→ **Aim of the task**
From the records below, extract all the text exactly and leave the images behind.

Data entries:
......
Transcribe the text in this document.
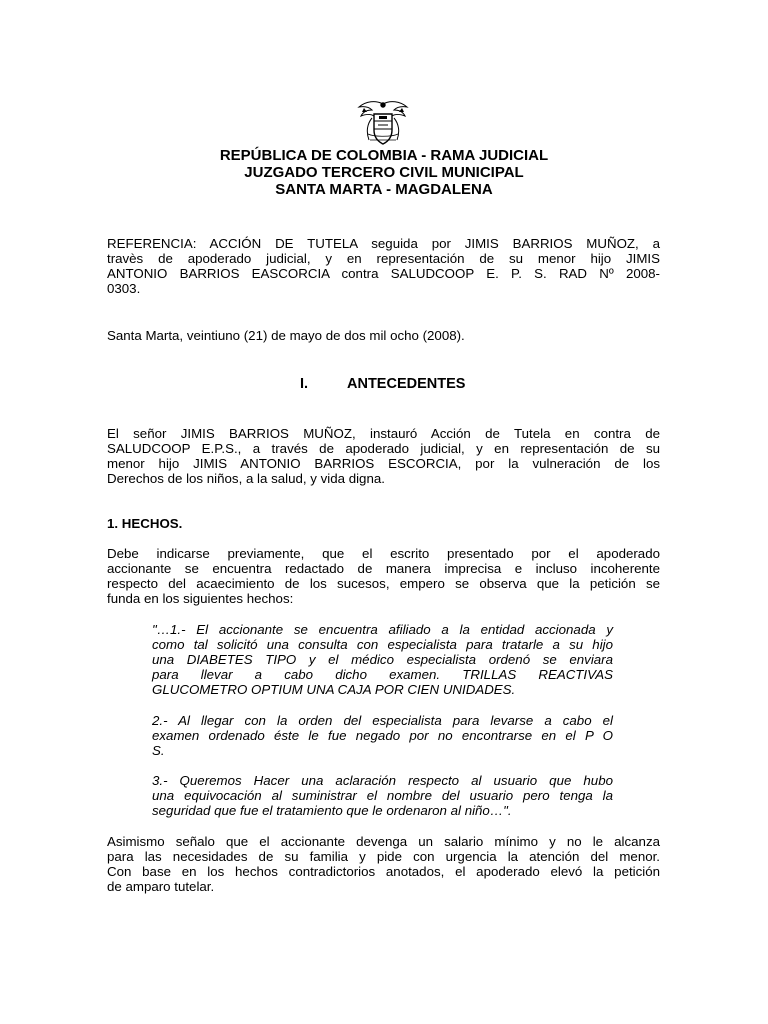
REPÚBLICA DE COLOMBIA - RAMA JUDICIAL
JUZGADO TERCERO CIVIL MUNICIPAL
SANTA MARTA - MAGDALENA
REFERENCIA: ACCIÓN DE TUTELA seguida por JIMIS BARRIOS MUÑOZ, a
travès de apoderado judicial, y en representación de su menor hijo JIMIS
ANTONIO BARRIOS EASCORCIA contra SALUDCOOP E. P. S. RAD Nº 2008-
0303.
Santa Marta, veintiuno (21) de mayo de dos mil ocho (2008).
I.	ANTECEDENTES
El señor JIMIS BARRIOS MUÑOZ, instauró Acción de Tutela en contra de
SALUDCOOP E.P.S., a través de apoderado judicial, y en representación de su
menor hijo JIMIS ANTONIO BARRIOS ESCORCIA, por la vulneración de los
Derechos de los niños, a la salud, y vida digna.
1. HECHOS.
Debe indicarse previamente, que el escrito presentado por el apoderado
accionante se encuentra redactado de manera imprecisa e incluso incoherente
respecto del acaecimiento de los sucesos, empero se observa que la petición se
funda en los siguientes hechos:
"…1.- El accionante se encuentra afiliado a la entidad accionada y
como tal solicitó una consulta con especialista para tratarle a su hijo
una DIABETES TIPO y el médico especialista ordenó se enviara
para llevar a cabo dicho examen. TRILLAS REACTIVAS
GLUCOMETRO OPTIUM UNA CAJA POR CIEN UNIDADES.
2.- Al llegar con la orden del especialista para levarse a cabo el
examen ordenado éste le fue negado por no encontrarse en el P O
S.
3.- Queremos Hacer una aclaración respecto al usuario que hubo
una equivocación al suministrar el nombre del usuario pero tenga la
seguridad que fue el tratamiento que le ordenaron al niño…".
Asimismo señalo que el accionante devenga un salario mínimo y no le alcanza
para las necesidades de su familia y pide con urgencia la atención del menor.
Con base en los hechos contradictorios anotados, el apoderado elevó la petición
de amparo tutelar.
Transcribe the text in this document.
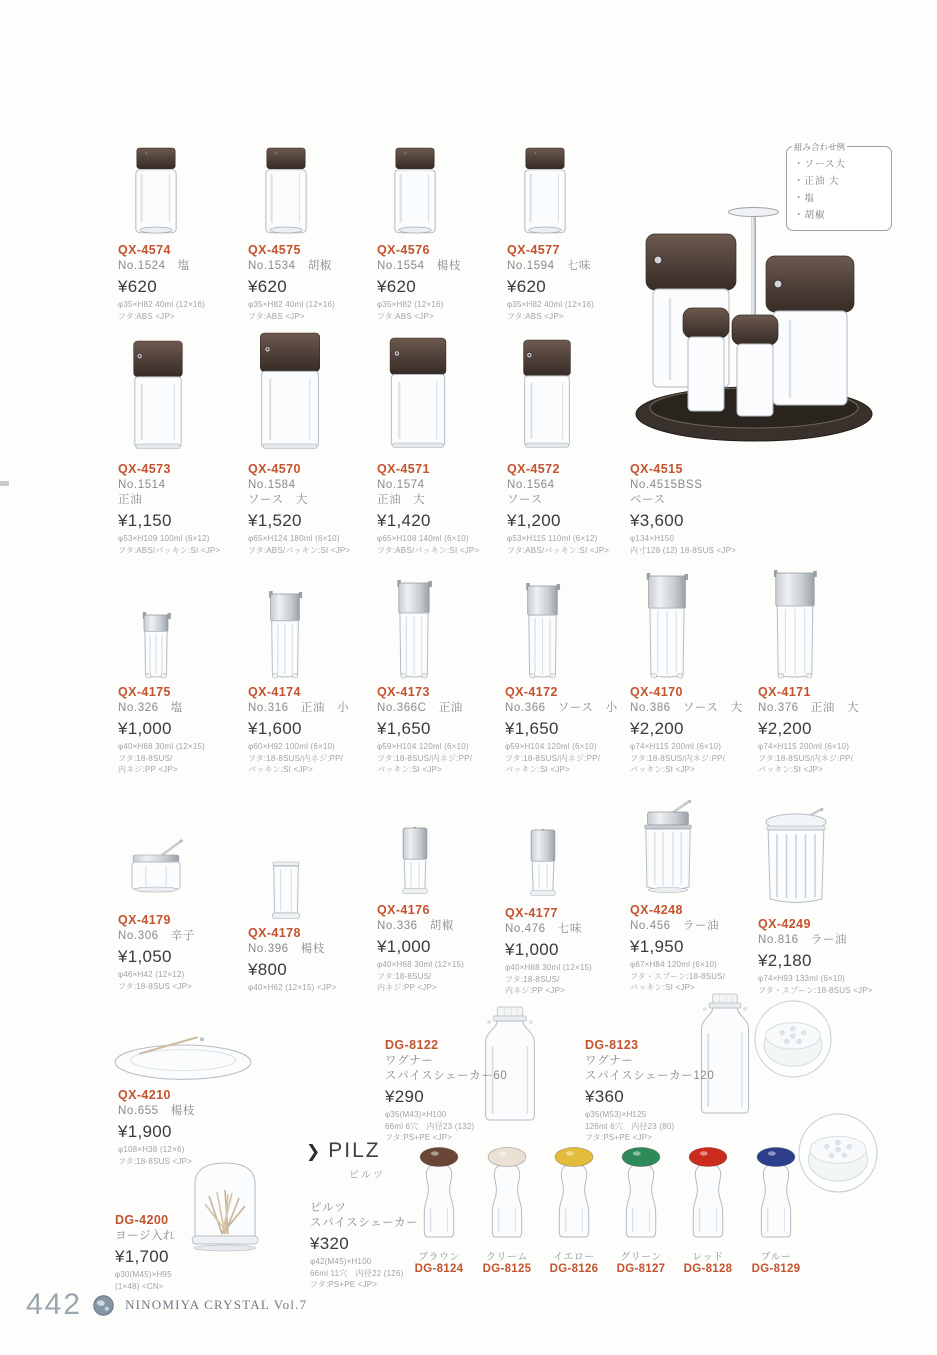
組み合わせ例
・ソース大
・正油 大
・塩
・胡椒
QX-4574
No.1524　塩
¥620
φ35×H82 40ml (12×16)
フタ:ABS <JP>
QX-4575
No.1534　胡椒
¥620
φ35×H82 40ml (12×16)
フタ:ABS <JP>
QX-4576
No.1554　楊枝
¥620
φ35×H82 (12×16)
フタ:ABS <JP>
QX-4577
No.1594　七味
¥620
φ35×H82 40ml (12×16)
フタ:ABS <JP>
QX-4573
No.1514
正油
¥1,150
φ53×H109 100ml (6×12)
フタ:ABS/パッキン:SI <JP>
QX-4570
No.1584
ソース　大
¥1,520
φ65×H124 180ml (6×10)
フタ:ABS/パッキン:SI <JP>
QX-4571
No.1574
正油　大
¥1,420
φ65×H108 140ml (6×10)
フタ:ABS/パッキン:SI <JP>
QX-4572
No.1564
ソース
¥1,200
φ53×H115 110ml (6×12)
フタ:ABS/パッキン:SI <JP>
QX-4515
No.4515BSS
ベース
¥3,600
φ134×H150
内寸128 (12) 18-8SUS <JP>
QX-4175
No.326　塩
¥1,000
φ40×H68 30ml (12×15)
フタ:18-8SUS/
内ネジ:PP <JP>
QX-4174
No.316　正油　小
¥1,600
φ60×H92 100ml (6×10)
フタ:18-8SUS/内ネジ:PP/
パッキン:SI <JP>
QX-4173
No.366C　正油
¥1,650
φ59×H104 120ml (6×10)
フタ:18-8SUS/内ネジ:PP/
パッキン:SI <JP>
QX-4172
No.366　ソース　小
¥1,650
φ59×H104 120ml (6×10)
フタ:18-8SUS/内ネジ:PP/
パッキン:SI <JP>
QX-4170
No.386　ソース　大
¥2,200
φ74×H115 200ml (6×10)
フタ:18-8SUS/内ネジ:PP/
パッキン:SI <JP>
QX-4171
No.376　正油　大
¥2,200
φ74×H115 200ml (6×10)
フタ:18-8SUS/内ネジ:PP/
パッキン:SI <JP>
QX-4179
No.306　辛子
¥1,050
φ46×H42 (12×12)
フタ:18-8SUS <JP>
QX-4178
No.396　楊枝
¥800
φ40×H62 (12×15) <JP>
QX-4176
No.336　胡椒
¥1,000
φ40×H68 30ml (12×15)
フタ:18-8SUS/
内ネジ:PP <JP>
QX-4177
No.476　七味
¥1,000
φ40×H68 30ml (12×15)
フタ:18-8SUS/
内ネジ:PP <JP>
QX-4248
No.456　ラー油
¥1,950
φ67×H84 120ml (6×10)
フタ・スプーン:18-8SUS/
パッキン:SI <JP>
QX-4249
No.816　ラー油
¥2,180
φ74×H93 133ml (6×10)
フタ・スプーン:18-8SUS <JP>
QX-4210
No.655　楊枝
¥1,900
φ108×H38 (12×6)
フタ:18-8SUS <JP>
DG-8122
ワグナー
スパイスシェーカー60
¥290
φ35(M43)×H100
66ml 6穴　内径23 (132)
フタ:PS+PE <JP>
DG-8123
ワグナー
スパイスシェーカー120
¥360
φ35(M53)×H125
126ml 6穴　内径23 (80)
フタ:PS+PE <JP>
DG-4200
ヨージ入れ
¥1,700
φ30(M45)×H95
(1×48) <CN>
❯ PILZ
ピルツ
ピルツ
スパイスシェーカー
¥320
φ42(M45)×H100
66ml 11穴　内径22 (126)
フタ:PS+PE <JP>
ブラウン
DG-8124
クリーム
DG-8125
イエロー
DG-8126
グリーン
DG-8127
レッド
DG-8128
ブルー
DG-8129
442	NINOMIYA CRYSTAL Vol.7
......
→ **Exercise solution**
Transcribe the text in this document.
REPÚBLICA DE COLOMBIA - RAMA JUDICIAL
JUZGADO TERCERO CIVIL MUNICIPAL
SANTA MARTA - MAGDALENA
REFERENCIA: ACCIÓN DE TUTELA seguida por JIMIS BARRIOS MUÑOZ, a
travès de apoderado judicial, y en representación de su menor hijo JIMIS
ANTONIO BARRIOS EASCORCIA contra SALUDCOOP E. P. S. RAD Nº 2008-
0303.
Santa Marta, veintiuno (21) de mayo de dos mil ocho (2008).
I.	ANTECEDENTES
El señor JIMIS BARRIOS MUÑOZ, instauró Acción de Tutela en contra de
SALUDCOOP E.P.S., a través de apoderado judicial, y en representación de su
menor hijo JIMIS ANTONIO BARRIOS ESCORCIA, por la vulneración de los
Derechos de los niños, a la salud, y vida digna.
1. HECHOS.
Debe indicarse previamente, que el escrito presentado por el apoderado
accionante se encuentra redactado de manera imprecisa e incluso incoherente
respecto del acaecimiento de los sucesos, empero se observa que la petición se
funda en los siguientes hechos:
"…1.- El accionante se encuentra afiliado a la entidad accionada y
como tal solicitó una consulta con especialista para tratarle a su hijo
una DIABETES TIPO y el médico especialista ordenó se enviara
para llevar a cabo dicho examen. TRILLAS REACTIVAS
GLUCOMETRO OPTIUM UNA CAJA POR CIEN UNIDADES.
2.- Al llegar con la orden del especialista para levarse a cabo el
examen ordenado éste le fue negado por no encontrarse en el P O
S.
3.- Queremos Hacer una aclaración respecto al usuario que hubo
una equivocación al suministrar el nombre del usuario pero tenga la
seguridad que fue el tratamiento que le ordenaron al niño…".
Asimismo señalo que el accionante devenga un salario mínimo y no le alcanza
para las necesidades de su familia y pide con urgencia la atención del menor.
Con base en los hechos contradictorios anotados, el apoderado elevó la petición
de amparo tutelar.
Transcribe the text in this document.
組み合わせ例
・ソース大
・正油 大
・塩
・胡椒
QX-4574
No.1524　塩
¥620
φ35×H82 40ml (12×16)
フタ:ABS <JP>
QX-4575
No.1534　胡椒
¥620
φ35×H82 40ml (12×16)
フタ:ABS <JP>
QX-4576
No.1554　楊枝
¥620
φ35×H82 (12×16)
フタ:ABS <JP>
QX-4577
No.1594　七味
¥620
φ35×H82 40ml (12×16)
フタ:ABS <JP>
QX-4573
No.1514
正油
¥1,150
φ53×H109 100ml (6×12)
フタ:ABS/パッキン:SI <JP>
QX-4570
No.1584
ソース　大
¥1,520
φ65×H124 180ml (6×10)
フタ:ABS/パッキン:SI <JP>
QX-4571
No.1574
正油　大
¥1,420
φ65×H108 140ml (6×10)
フタ:ABS/パッキン:SI <JP>
QX-4572
No.1564
ソース
¥1,200
φ53×H115 110ml (6×12)
フタ:ABS/パッキン:SI <JP>
QX-4515
No.4515BSS
ベース
¥3,600
φ134×H150
内寸128 (12) 18-8SUS <JP>
QX-4175
No.326　塩
¥1,000
φ40×H68 30ml (12×15)
フタ:18-8SUS/
内ネジ:PP <JP>
QX-4174
No.316　正油　小
¥1,600
φ60×H92 100ml (6×10)
フタ:18-8SUS/内ネジ:PP/
パッキン:SI <JP>
QX-4173
No.366C　正油
¥1,650
φ59×H104 120ml (6×10)
フタ:18-8SUS/内ネジ:PP/
パッキン:SI <JP>
QX-4172
No.366　ソース　小
¥1,650
φ59×H104 120ml (6×10)
フタ:18-8SUS/内ネジ:PP/
パッキン:SI <JP>
QX-4170
No.386　ソース　大
¥2,200
φ74×H115 200ml (6×10)
フタ:18-8SUS/内ネジ:PP/
パッキン:SI <JP>
QX-4171
No.376　正油　大
¥2,200
φ74×H115 200ml (6×10)
フタ:18-8SUS/内ネジ:PP/
パッキン:SI <JP>
QX-4179
No.306　辛子
¥1,050
φ46×H42 (12×12)
フタ:18-8SUS <JP>
QX-4178
No.396　楊枝
¥800
φ40×H62 (12×15) <JP>
QX-4176
No.336　胡椒
¥1,000
φ40×H68 30ml (12×15)
フタ:18-8SUS/
内ネジ:PP <JP>
QX-4177
No.476　七味
¥1,000
φ40×H68 30ml (12×15)
フタ:18-8SUS/
内ネジ:PP <JP>
QX-4248
No.456　ラー油
¥1,950
φ67×H84 120ml (6×10)
フタ・スプーン:18-8SUS/
パッキン:SI <JP>
QX-4249
No.816　ラー油
¥2,180
φ74×H93 133ml (6×10)
フタ・スプーン:18-8SUS <JP>
QX-4210
No.655　楊枝
¥1,900
φ108×H38 (12×6)
フタ:18-8SUS <JP>
DG-8122
ワグナー
スパイスシェーカー60
¥290
φ35(M43)×H100
66ml 6穴　内径23 (132)
フタ:PS+PE <JP>
DG-8123
ワグナー
スパイスシェーカー120
¥360
φ35(M53)×H125
126ml 6穴　内径23 (80)
フタ:PS+PE <JP>
DG-4200
ヨージ入れ
¥1,700
φ30(M45)×H95
(1×48) <CN>
❯ PILZ
ピルツ
ピルツ
スパイスシェーカー
¥320
φ42(M45)×H100
66ml 11穴　内径22 (126)
フタ:PS+PE <JP>
ブラウン
DG-8124
クリーム
DG-8125
イエロー
DG-8126
グリーン
DG-8127
レッド
DG-8128
ブルー
DG-8129
442	NINOMIYA CRYSTAL Vol.7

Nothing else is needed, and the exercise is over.